Quote the records that follow in full, leaving the pictures out.
····················
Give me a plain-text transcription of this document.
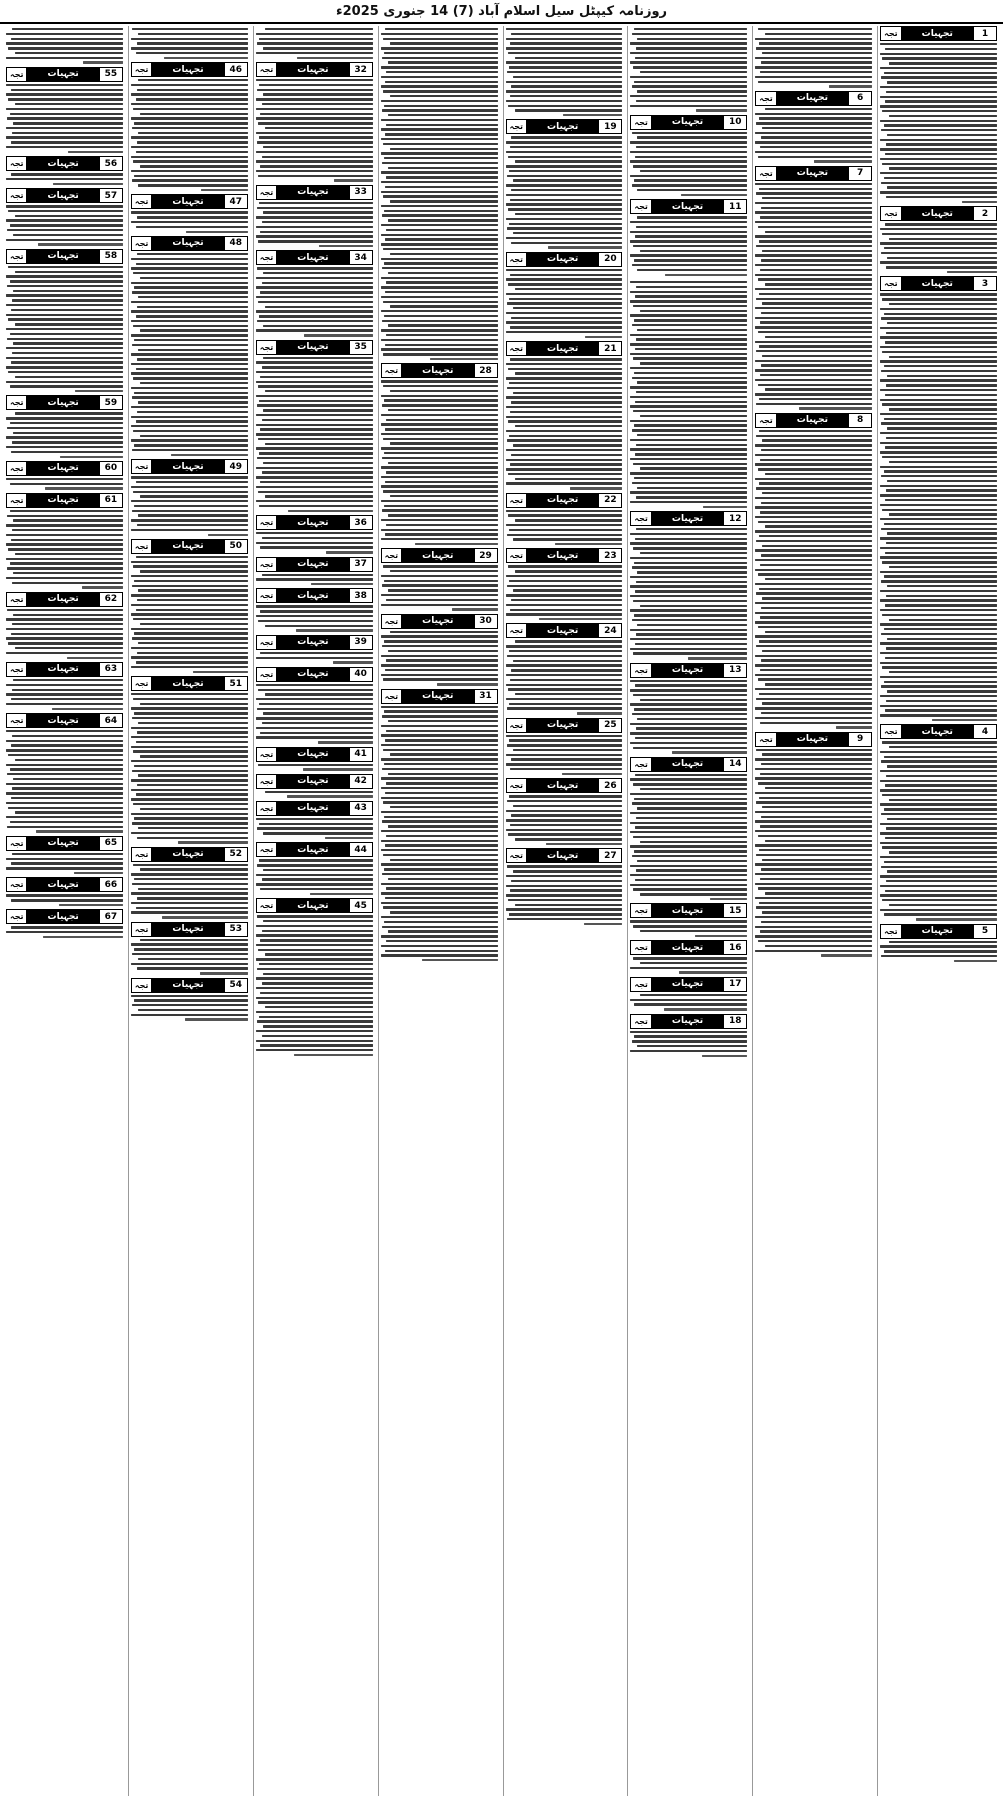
روزنامہ کیپٹل سیل اسلام آباد (7) 14 جنوری 2025ء
1
تجہیات
تجہ
2
تجہیات
تجہ
3
تجہیات
تجہ
4
تجہیات
تجہ
5
تجہیات
تجہ
6
تجہیات
تجہ
7
تجہیات
تجہ
8
تجہیات
تجہ
9
تجہیات
تجہ
10
تجہیات
تجہ
11
تجہیات
تجہ
12
تجہیات
تجہ
13
تجہیات
تجہ
14
تجہیات
تجہ
15
تجہیات
تجہ
16
تجہیات
تجہ
17
تجہیات
تجہ
18
تجہیات
تجہ
19
تجہیات
تجہ
20
تجہیات
تجہ
21
تجہیات
تجہ
22
تجہیات
تجہ
23
تجہیات
تجہ
24
تجہیات
تجہ
25
تجہیات
تجہ
26
تجہیات
تجہ
27
تجہیات
تجہ
28
تجہیات
تجہ
29
تجہیات
تجہ
30
تجہیات
تجہ
31
تجہیات
تجہ
32
تجہیات
تجہ
33
تجہیات
تجہ
34
تجہیات
تجہ
35
تجہیات
تجہ
36
تجہیات
تجہ
37
تجہیات
تجہ
38
تجہیات
تجہ
39
تجہیات
تجہ
40
تجہیات
تجہ
41
تجہیات
تجہ
42
تجہیات
تجہ
43
تجہیات
تجہ
44
تجہیات
تجہ
45
تجہیات
تجہ
46
تجہیات
تجہ
47
تجہیات
تجہ
48
تجہیات
تجہ
49
تجہیات
تجہ
50
تجہیات
تجہ
51
تجہیات
تجہ
52
تجہیات
تجہ
53
تجہیات
تجہ
54
تجہیات
تجہ
55
تجہیات
تجہ
56
تجہیات
تجہ
57
تجہیات
تجہ
58
تجہیات
تجہ
59
تجہیات
تجہ
60
تجہیات
تجہ
61
تجہیات
تجہ
62
تجہیات
تجہ
63
تجہیات
تجہ
64
تجہیات
تجہ
65
تجہیات
تجہ
66
تجہیات
تجہ
67
تجہیات
تجہ
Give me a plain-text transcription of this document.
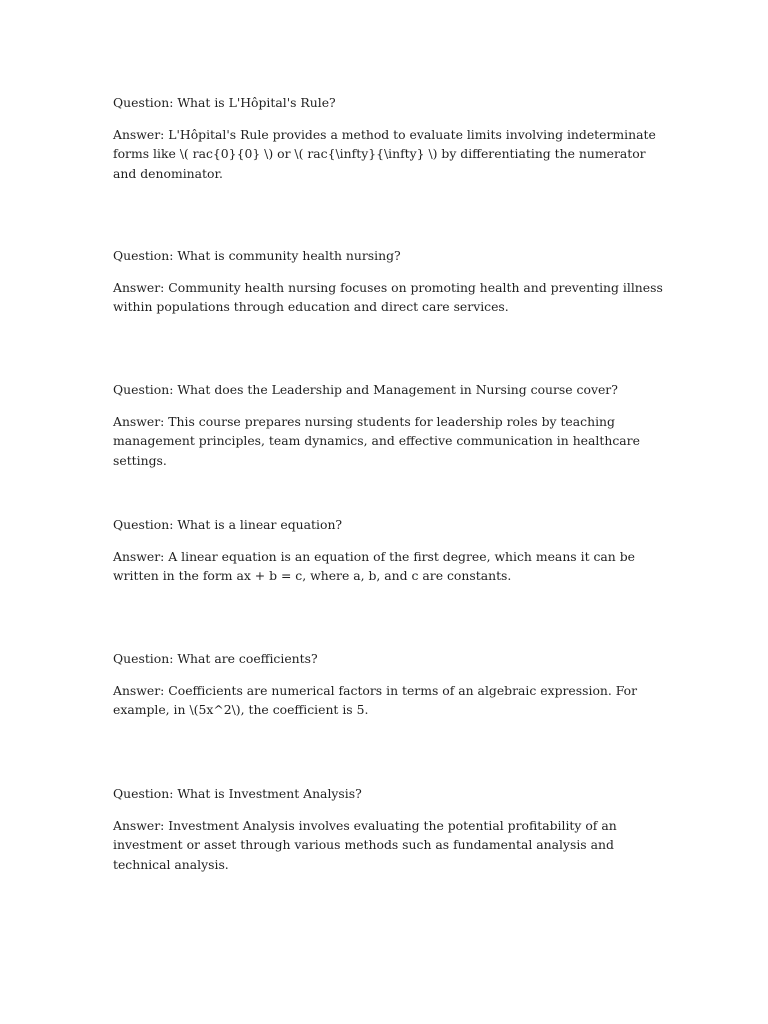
Question: What is L'Hôpital's Rule?

Answer: L'Hôpital's Rule provides a method to evaluate limits involving indeterminate forms like \( rac{0}{0} \) or \( rac{\infty}{\infty} \) by differentiating the numerator and denominator.

Question: What is community health nursing?

Answer: Community health nursing focuses on promoting health and preventing illness within populations through education and direct care services.

Question: What does the Leadership and Management in Nursing course cover?

Answer: This course prepares nursing students for leadership roles by teaching management principles, team dynamics, and effective communication in healthcare settings.

Question: What is a linear equation?

Answer: A linear equation is an equation of the first degree, which means it can be written in the form ax + b = c, where a, b, and c are constants.

Question: What are coefficients?

Answer: Coefficients are numerical factors in terms of an algebraic expression. For example, in \(5x^2\), the coefficient is 5.

Question: What is Investment Analysis?

Answer: Investment Analysis involves evaluating the potential profitability of an investment or asset through various methods such as fundamental analysis and technical analysis.
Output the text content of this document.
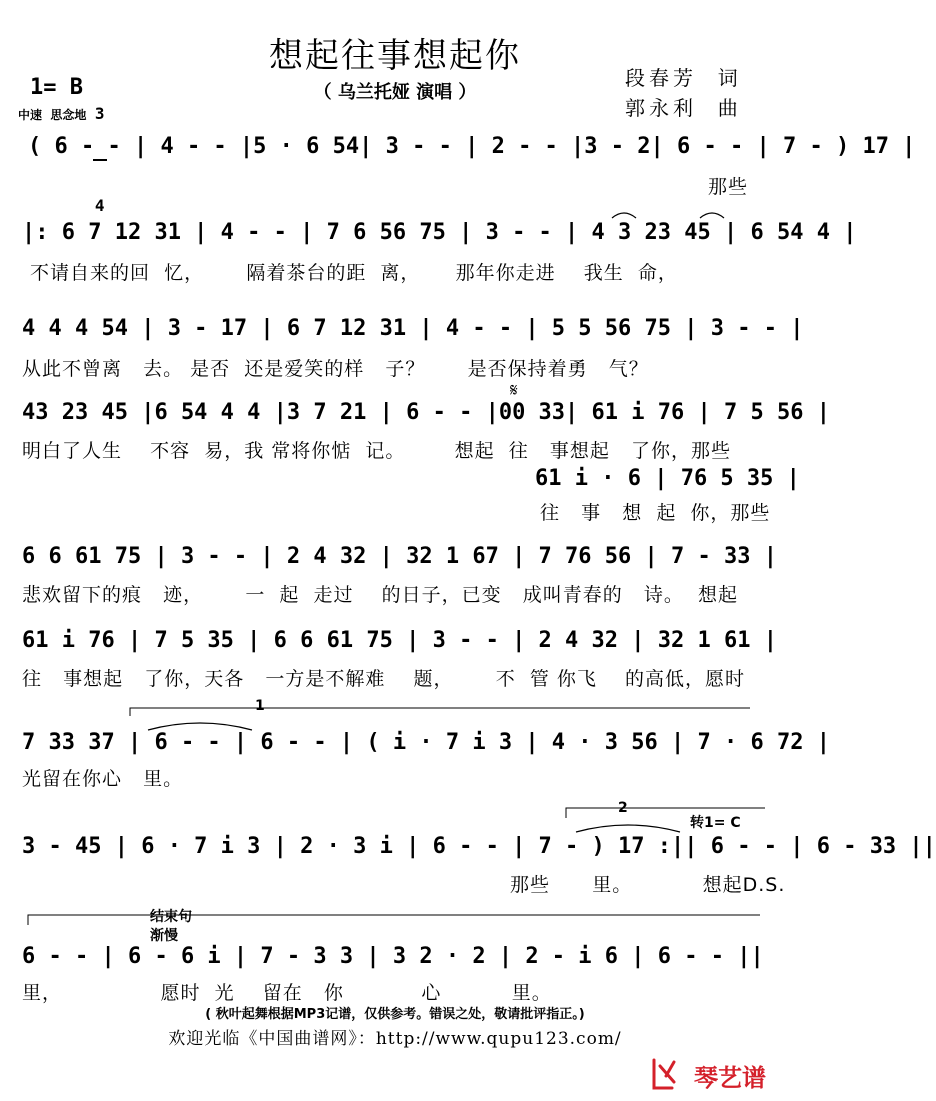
想起往事想起你
（ 乌兰托娅 演唱 ）
段春芳  词
郭永利  曲
1= B

3

4

中速  思念地
( 6 - - | 4 - - |5 · 6 54| 3 - - | 2 - - |3 - 2| 6 - - | 7 - ) 17 |
那些
|: 6 7 12 31 | 4 - - | 7 6 56 75 | 3 - - | 4 3 23 45 | 6 54 4 |
不请自来的回  忆，      隔着茶台的距  离，     那年你走进    我生  命，
4 4 4 54 | 3 - 17 | 6 7 12 31 | 4 - - | 5 5 56 75 | 3 - - |
从此不曾离   去。 是否  还是爱笑的样   子？      是否保持着勇   气？
43 23 45 |6 54 4 4 |3 7 21 | 6 - - |00 33| 61 i 76 | 7 5 56 |
明白了人生    不容  易，我 常将你惦  记。       想起  往   事想起   了你，那些
61 i · 6 | 76 5 35 |
往   事   想  起  你，那些
6 6 61 75 | 3 - - | 2 4 32 | 32 1 67 | 7 76 56 | 7 - 33 |
悲欢留下的痕   迹，      一  起  走过    的日子，已变   成叫青春的   诗。  想起
61 i 76 | 7 5 35 | 6 6 61 75 | 3 - - | 2 4 32 | 32 1 61 |
往   事想起   了你，天各   一方是不解难    题，      不  管 你飞    的高低，愿时
7 33 37 | 6 - - | 6 - - | ( i · 7 i 3 | 4 · 3 56 | 7 · 6 72 |
光留在你心   里。
3 - 45 | 6 · 7 i 3 | 2 · 3 i | 6 - - | 7 - ) 17 :|| 6 - - | 6 - 33 ||
那些      里。          想起D.S.
6 - - | 6 - 6 i | 7 - 3 3 | 3 2 · 2 | 2 - i 6 | 6 - - ||
里，              愿时  光    留在   你           心          里。
1
2
转1= C
结束句
渐慢
𝄋
( 秋叶起舞根据MP3记谱，仅供参考。错误之处，敬请批评指正。)
欢迎光临《中国曲谱网》：http://www.qupu123.com/
琴艺谱
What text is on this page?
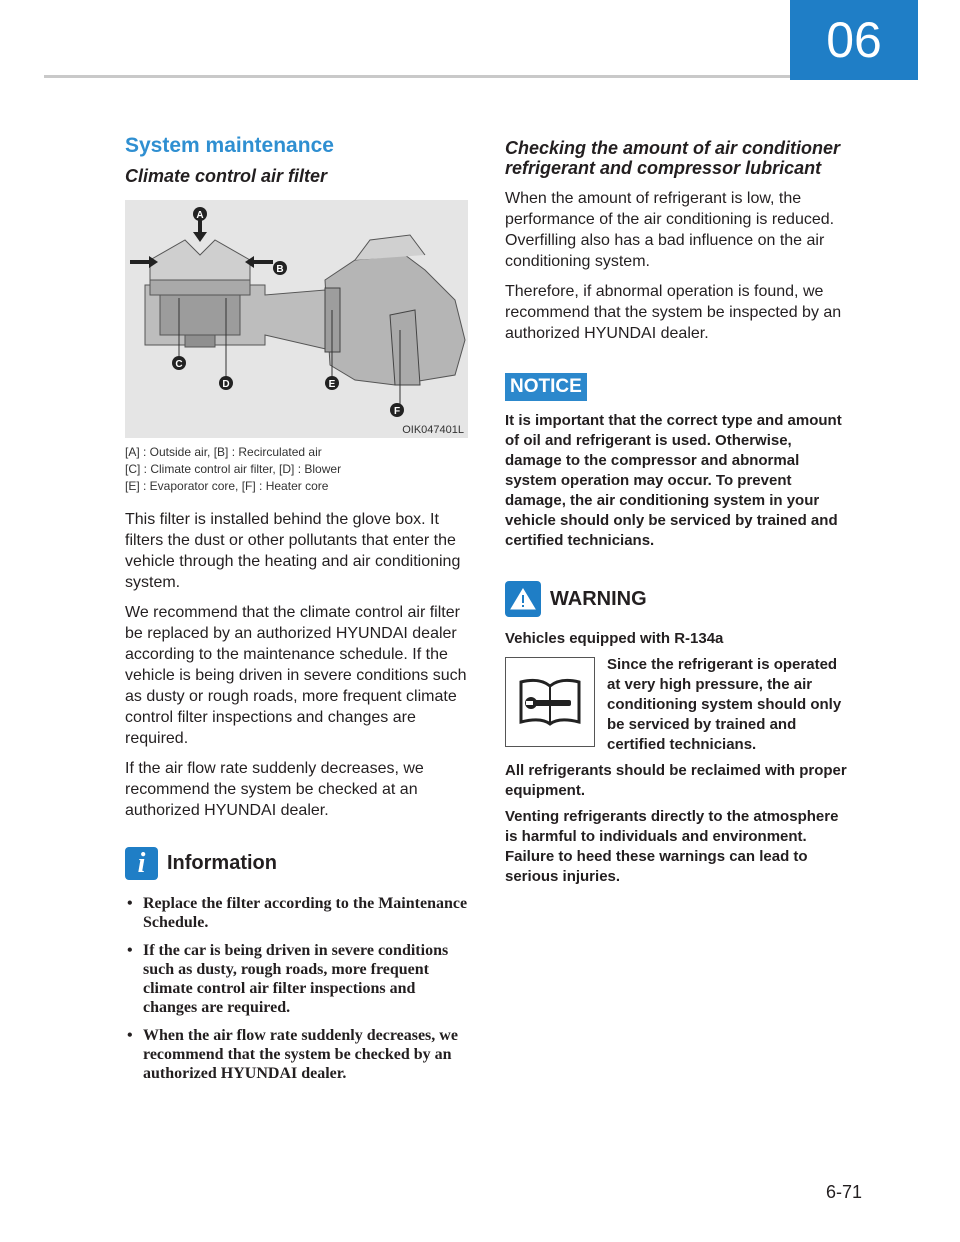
06
System maintenance
Climate control air filter
A
B
C
D	E
F
OIK047401L
[A] : Outside air, [B] : Recirculated air
[C] : Climate control air filter, [D] : Blower
[E] : Evaporator core, [F] : Heater core

This filter is installed behind the glove box. It filters the dust or other pollutants that enter the vehicle through the heating and air conditioning system.

We recommend that the climate control air filter be replaced by an authorized HYUNDAI dealer according to the maintenance schedule. If the vehicle is being driven in severe conditions such as dusty or rough roads, more frequent climate control filter inspections and changes are required.

If the air flow rate suddenly decreases, we recommend the system be checked at an authorized HYUNDAI dealer.

i	Information
• Replace the filter according to the Maintenance Schedule.
• If the car is being driven in severe conditions such as dusty, rough roads, more frequent climate control air filter inspections and changes are required.
• When the air flow rate suddenly decreases, we recommend that the system be checked by an authorized HYUNDAI dealer.
Checking the amount of air conditioner refrigerant and compressor lubricant

When the amount of refrigerant is low, the performance of the air conditioning is reduced. Overfilling also has a bad influence on the air conditioning system.

Therefore, if abnormal operation is found, we recommend that the system be inspected by an authorized HYUNDAI dealer.

NOTICE

It is important that the correct type and amount of oil and refrigerant is used. Otherwise, damage to the compressor and abnormal system operation may occur. To prevent damage, the air conditioning system in your vehicle should only be serviced by trained and certified technicians.

WARNING

Vehicles equipped with R-134a

Since the refrigerant is operated at very high pressure, the air conditioning system should only be serviced by trained and certified technicians.

All refrigerants should be reclaimed with proper equipment.

Venting refrigerants directly to the atmosphere is harmful to individuals and environment. Failure to heed these warnings can lead to serious injuries.

6-71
····················
Output of the task:
Give me a plain-text transcription of this document.
روزنامہ کیپٹل سیل اسلام آباد (7) 14 جنوری 2025ء
1
تجہیات
تجہ
2
تجہیات
تجہ
3
تجہیات
تجہ
4
تجہیات
تجہ
5
تجہیات
تجہ
6
تجہیات
تجہ
7
تجہیات
تجہ
8
تجہیات
تجہ
9
تجہیات
تجہ
10
تجہیات
تجہ
11
تجہیات
تجہ
12
تجہیات
تجہ
13
تجہیات
تجہ
14
تجہیات
تجہ
15
تجہیات
تجہ
16
تجہیات
تجہ
17
تجہیات
تجہ
18
تجہیات
تجہ
19
تجہیات
تجہ
20
تجہیات
تجہ
21
تجہیات
تجہ
22
تجہیات
تجہ
23
تجہیات
تجہ
24
تجہیات
تجہ
25
تجہیات
تجہ
26
تجہیات
تجہ
27
تجہیات
تجہ
28
تجہیات
تجہ
29
تجہیات
تجہ
30
تجہیات
تجہ
31
تجہیات
تجہ
32
تجہیات
تجہ
33
تجہیات
تجہ
34
تجہیات
تجہ
35
تجہیات
تجہ
36
تجہیات
تجہ
37
تجہیات
تجہ
38
تجہیات
تجہ
39
تجہیات
تجہ
40
تجہیات
تجہ
41
تجہیات
تجہ
42
تجہیات
تجہ
43
تجہیات
تجہ
44
تجہیات
تجہ
45
تجہیات
تجہ
46
تجہیات
تجہ
47
تجہیات
تجہ
48
تجہیات
تجہ
49
تجہیات
تجہ
50
تجہیات
تجہ
51
تجہیات
تجہ
52
تجہیات
تجہ
53
تجہیات
تجہ
54
تجہیات
تجہ
55
تجہیات
تجہ
56
تجہیات
تجہ
57
تجہیات
تجہ
58
تجہیات
تجہ
59
تجہیات
تجہ
60
تجہیات
تجہ
61
تجہیات
تجہ
62
تجہیات
تجہ
63
تجہیات
تجہ
64
تجہیات
تجہ
65
تجہیات
تجہ
66
تجہیات
تجہ
67
تجہیات
تجہ
Give me a plain-text transcription of this document.
Question: What is L'Hôpital's Rule?

Answer: L'Hôpital's Rule provides a method to evaluate limits involving indeterminate forms like \( rac{0}{0} \) or \( rac{\infty}{\infty} \) by differentiating the numerator and denominator.

Question: What is community health nursing?

Answer: Community health nursing focuses on promoting health and preventing illness within populations through education and direct care services.

Question: What does the Leadership and Management in Nursing course cover?

Answer: This course prepares nursing students for leadership roles by teaching management principles, team dynamics, and effective communication in healthcare settings.

Question: What is a linear equation?

Answer: A linear equation is an equation of the first degree, which means it can be written in the form ax + b = c, where a, b, and c are constants.

Question: What are coefficients?

Answer: Coefficients are numerical factors in terms of an algebraic expression. For example, in \(5x^2\), the coefficient is 5.

Question: What is Investment Analysis?

Answer: Investment Analysis involves evaluating the potential profitability of an investment or asset through various methods such as fundamental analysis and technical analysis.
Output the text content of this document.
想起往事想起你
（ 乌兰托娅 演唱 ）
段春芳  词
郭永利  曲
1= B

3

4

中速  思念地
( 6 - - | 4 - - |5 · 6 54| 3 - - | 2 - - |3 - 2| 6 - - | 7 - ) 17 |
那些
|: 6 7 12 31 | 4 - - | 7 6 56 75 | 3 - - | 4 3 23 45 | 6 54 4 |
不请自来的回  忆，      隔着茶台的距  离，     那年你走进    我生  命，
4 4 4 54 | 3 - 17 | 6 7 12 31 | 4 - - | 5 5 56 75 | 3 - - |
从此不曾离   去。 是否  还是爱笑的样   子？      是否保持着勇   气？
43 23 45 |6 54 4 4 |3 7 21 | 6 - - |00 33| 61 i 76 | 7 5 56 |
明白了人生    不容  易，我 常将你惦  记。       想起  往   事想起   了你，那些
61 i · 6 | 76 5 35 |
往   事   想  起  你，那些
6 6 61 75 | 3 - - | 2 4 32 | 32 1 67 | 7 76 56 | 7 - 33 |
悲欢留下的痕   迹，      一  起  走过    的日子，已变   成叫青春的   诗。  想起
61 i 76 | 7 5 35 | 6 6 61 75 | 3 - - | 2 4 32 | 32 1 61 |
往   事想起   了你，天各   一方是不解难    题，      不  管 你飞    的高低，愿时
7 33 37 | 6 - - | 6 - - | ( i · 7 i 3 | 4 · 3 56 | 7 · 6 72 |
光留在你心   里。
3 - 45 | 6 · 7 i 3 | 2 · 3 i | 6 - - | 7 - ) 17 :|| 6 - - | 6 - 33 ||
那些      里。          想起D.S.
6 - - | 6 - 6 i | 7 - 3 3 | 3 2 · 2 | 2 - i 6 | 6 - - ||
里，              愿时  光    留在   你           心          里。
1
2
转1= C
结束句
渐慢
𝄋
( 秋叶起舞根据MP3记谱，仅供参考。错误之处，敬请批评指正。)
欢迎光临《中国曲谱网》：http://www.qupu123.com/
琴艺谱
What text is on this page?
06
System maintenance
Climate control air filter
A
B
C
D	E
F
OIK047401L
[A] : Outside air, [B] : Recirculated air
[C] : Climate control air filter, [D] : Blower
[E] : Evaporator core, [F] : Heater core

This filter is installed behind the glove box. It filters the dust or other pollutants that enter the vehicle through the heating and air conditioning system.

We recommend that the climate control air filter be replaced by an authorized HYUNDAI dealer according to the maintenance schedule. If the vehicle is being driven in severe conditions such as dusty or rough roads, more frequent climate control filter inspections and changes are required.

If the air flow rate suddenly decreases, we recommend the system be checked at an authorized HYUNDAI dealer.

i	Information
• Replace the filter according to the Maintenance Schedule.
• If the car is being driven in severe conditions such as dusty, rough roads, more frequent climate control air filter inspections and changes are required.
• When the air flow rate suddenly decreases, we recommend that the system be checked by an authorized HYUNDAI dealer.
Checking the amount of air conditioner refrigerant and compressor lubricant

When the amount of refrigerant is low, the performance of the air conditioning is reduced. Overfilling also has a bad influence on the air conditioning system.

Therefore, if abnormal operation is found, we recommend that the system be inspected by an authorized HYUNDAI dealer.

NOTICE

It is important that the correct type and amount of oil and refrigerant is used. Otherwise, damage to the compressor and abnormal system operation may occur. To prevent damage, the air conditioning system in your vehicle should only be serviced by trained and certified technicians.

WARNING

Vehicles equipped with R-134a

Since the refrigerant is operated at very high pressure, the air conditioning system should only be serviced by trained and certified technicians.

All refrigerants should be reclaimed with proper equipment.

Venting refrigerants directly to the atmosphere is harmful to individuals and environment. Failure to heed these warnings can lead to serious injuries.

6-71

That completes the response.